(Data listing)
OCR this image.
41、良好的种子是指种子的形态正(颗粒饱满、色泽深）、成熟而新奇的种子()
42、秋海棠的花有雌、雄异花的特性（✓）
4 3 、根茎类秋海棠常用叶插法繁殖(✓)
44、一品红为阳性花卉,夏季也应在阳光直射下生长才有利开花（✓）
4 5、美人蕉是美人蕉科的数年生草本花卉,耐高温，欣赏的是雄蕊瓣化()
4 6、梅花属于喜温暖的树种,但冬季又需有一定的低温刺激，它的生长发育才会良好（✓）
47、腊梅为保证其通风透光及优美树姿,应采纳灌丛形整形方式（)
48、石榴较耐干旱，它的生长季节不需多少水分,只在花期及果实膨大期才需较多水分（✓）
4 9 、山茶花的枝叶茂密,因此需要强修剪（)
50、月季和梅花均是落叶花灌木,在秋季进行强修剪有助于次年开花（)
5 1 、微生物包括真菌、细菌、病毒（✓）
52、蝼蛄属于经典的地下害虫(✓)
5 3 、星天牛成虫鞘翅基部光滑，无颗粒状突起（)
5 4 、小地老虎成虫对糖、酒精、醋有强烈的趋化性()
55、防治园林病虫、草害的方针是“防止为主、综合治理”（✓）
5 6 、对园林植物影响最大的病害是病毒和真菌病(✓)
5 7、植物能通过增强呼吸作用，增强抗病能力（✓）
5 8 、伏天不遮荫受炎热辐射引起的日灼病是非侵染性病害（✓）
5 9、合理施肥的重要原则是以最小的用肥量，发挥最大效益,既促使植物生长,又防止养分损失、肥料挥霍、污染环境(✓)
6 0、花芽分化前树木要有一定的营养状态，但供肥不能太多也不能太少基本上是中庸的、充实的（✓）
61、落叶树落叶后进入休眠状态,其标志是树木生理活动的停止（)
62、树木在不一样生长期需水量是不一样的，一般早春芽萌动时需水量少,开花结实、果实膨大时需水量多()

* **What you should do**
Exactly as written, please output every entry.

* **Solution to this problem**
OCR this image.
41、良好的种子是指种子的形态正(颗粒饱满、色泽深）、成熟而新奇的种子()
42、秋海棠的花有雌、雄异花的特性（✓）
4 3 、根茎类秋海棠常用叶插法繁殖(✓)
44、一品红为阳性花卉,夏季也应在阳光直射下生长才有利开花（✓）
4 5、美人蕉是美人蕉科的数年生草本花卉,耐高温，欣赏的是雄蕊瓣化()
4 6、梅花属于喜温暖的树种,但冬季又需有一定的低温刺激，它的生长发育才会良好（✓）
47、腊梅为保证其通风透光及优美树姿,应采纳灌丛形整形方式（)
48、石榴较耐干旱，它的生长季节不需多少水分,只在花期及果实膨大期才需较多水分（✓）
4 9 、山茶花的枝叶茂密,因此需要强修剪（)
50、月季和梅花均是落叶花灌木,在秋季进行强修剪有助于次年开花（)
5 1 、微生物包括真菌、细菌、病毒（✓）
52、蝼蛄属于经典的地下害虫(✓)
5 3 、星天牛成虫鞘翅基部光滑，无颗粒状突起（)
5 4 、小地老虎成虫对糖、酒精、醋有强烈的趋化性()
55、防治园林病虫、草害的方针是“防止为主、综合治理”（✓）
5 6 、对园林植物影响最大的病害是病毒和真菌病(✓)
5 7、植物能通过增强呼吸作用，增强抗病能力（✓）
5 8 、伏天不遮荫受炎热辐射引起的日灼病是非侵染性病害（✓）
5 9、合理施肥的重要原则是以最小的用肥量，发挥最大效益,既促使植物生长,又防止养分损失、肥料挥霍、污染环境(✓)
6 0、花芽分化前树木要有一定的营养状态，但供肥不能太多也不能太少基本上是中庸的、充实的（✓）
61、落叶树落叶后进入休眠状态,其标志是树木生理活动的停止（)
62、树木在不一样生长期需水量是不一样的，一般早春芽萌动时需水量少,开花结实、果实膨大时需水量多()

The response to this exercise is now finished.